**Problem statement:**
Retype all the entries word for word, but omit the pictures.

Figure content listings:
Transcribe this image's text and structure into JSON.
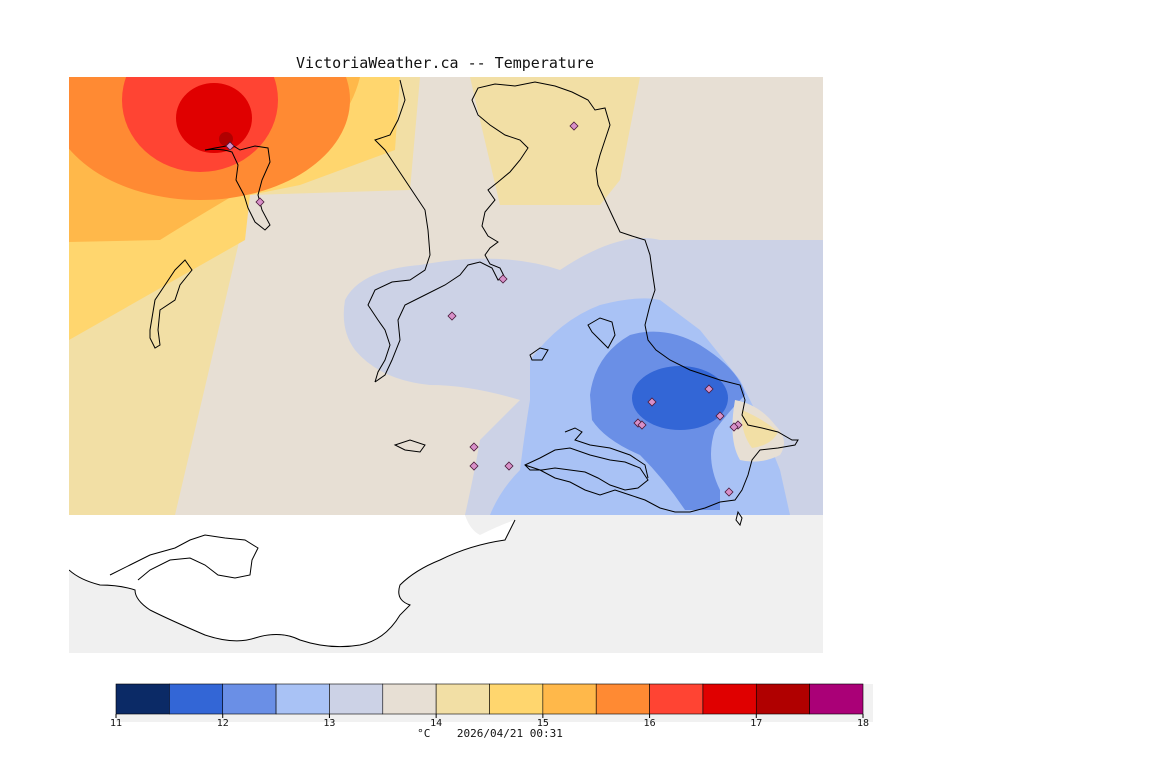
{
  "header": {
    "title": "VictoriaWeather.ca -- Temperature"
  },
  "footer": {
    "unit": "°C",
    "timestamp": "2026/04/21 00:31"
  },
  "legend": {
    "ticks": [
      "11",
      "12",
      "13",
      "14",
      "15",
      "16",
      "17",
      "18"
    ],
    "bins": [
      {
        "from": 11.0,
        "to": 11.5,
        "color": "#0b2a66"
      },
      {
        "from": 11.5,
        "to": 12.0,
        "color": "#3366d6"
      },
      {
        "from": 12.0,
        "to": 12.5,
        "color": "#6a8fe6"
      },
      {
        "from": 12.5,
        "to": 13.0,
        "color": "#a9c2f5"
      },
      {
        "from": 13.0,
        "to": 13.5,
        "color": "#ccd2e6"
      },
      {
        "from": 13.5,
        "to": 14.0,
        "color": "#e7dfd4"
      },
      {
        "from": 14.0,
        "to": 14.5,
        "color": "#f2dfa5"
      },
      {
        "from": 14.5,
        "to": 15.0,
        "color": "#ffd66e"
      },
      {
        "from": 15.0,
        "to": 15.5,
        "color": "#ffb84a"
      },
      {
        "from": 15.5,
        "to": 16.0,
        "color": "#ff8a33"
      },
      {
        "from": 16.0,
        "to": 16.5,
        "color": "#ff4433"
      },
      {
        "from": 16.5,
        "to": 17.0,
        "color": "#e00000"
      },
      {
        "from": 17.0,
        "to": 17.5,
        "color": "#b00000"
      },
      {
        "from": 17.5,
        "to": 18.0,
        "color": "#aa0077"
      }
    ]
  },
  "map": {
    "background_color": "#f0f0f0",
    "stations_count": 16
  }
}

**The solution:**
Transcribe this image's text and structure into JSON.
{
  "header": {
    "title": "VictoriaWeather.ca -- Temperature"
  },
  "footer": {
    "unit": "°C",
    "timestamp": "2026/04/21 00:31"
  },
  "legend": {
    "ticks": [
      "11",
      "12",
      "13",
      "14",
      "15",
      "16",
      "17",
      "18"
    ],
    "bins": [
      {
        "from": 11.0,
        "to": 11.5,
        "color": "#0b2a66"
      },
      {
        "from": 11.5,
        "to": 12.0,
        "color": "#3366d6"
      },
      {
        "from": 12.0,
        "to": 12.5,
        "color": "#6a8fe6"
      },
      {
        "from": 12.5,
        "to": 13.0,
        "color": "#a9c2f5"
      },
      {
        "from": 13.0,
        "to": 13.5,
        "color": "#ccd2e6"
      },
      {
        "from": 13.5,
        "to": 14.0,
        "color": "#e7dfd4"
      },
      {
        "from": 14.0,
        "to": 14.5,
        "color": "#f2dfa5"
      },
      {
        "from": 14.5,
        "to": 15.0,
        "color": "#ffd66e"
      },
      {
        "from": 15.0,
        "to": 15.5,
        "color": "#ffb84a"
      },
      {
        "from": 15.5,
        "to": 16.0,
        "color": "#ff8a33"
      },
      {
        "from": 16.0,
        "to": 16.5,
        "color": "#ff4433"
      },
      {
        "from": 16.5,
        "to": 17.0,
        "color": "#e00000"
      },
      {
        "from": 17.0,
        "to": 17.5,
        "color": "#b00000"
      },
      {
        "from": 17.5,
        "to": 18.0,
        "color": "#aa0077"
      }
    ]
  },
  "map": {
    "background_color": "#f0f0f0",
    "stations_count": 16
  }
}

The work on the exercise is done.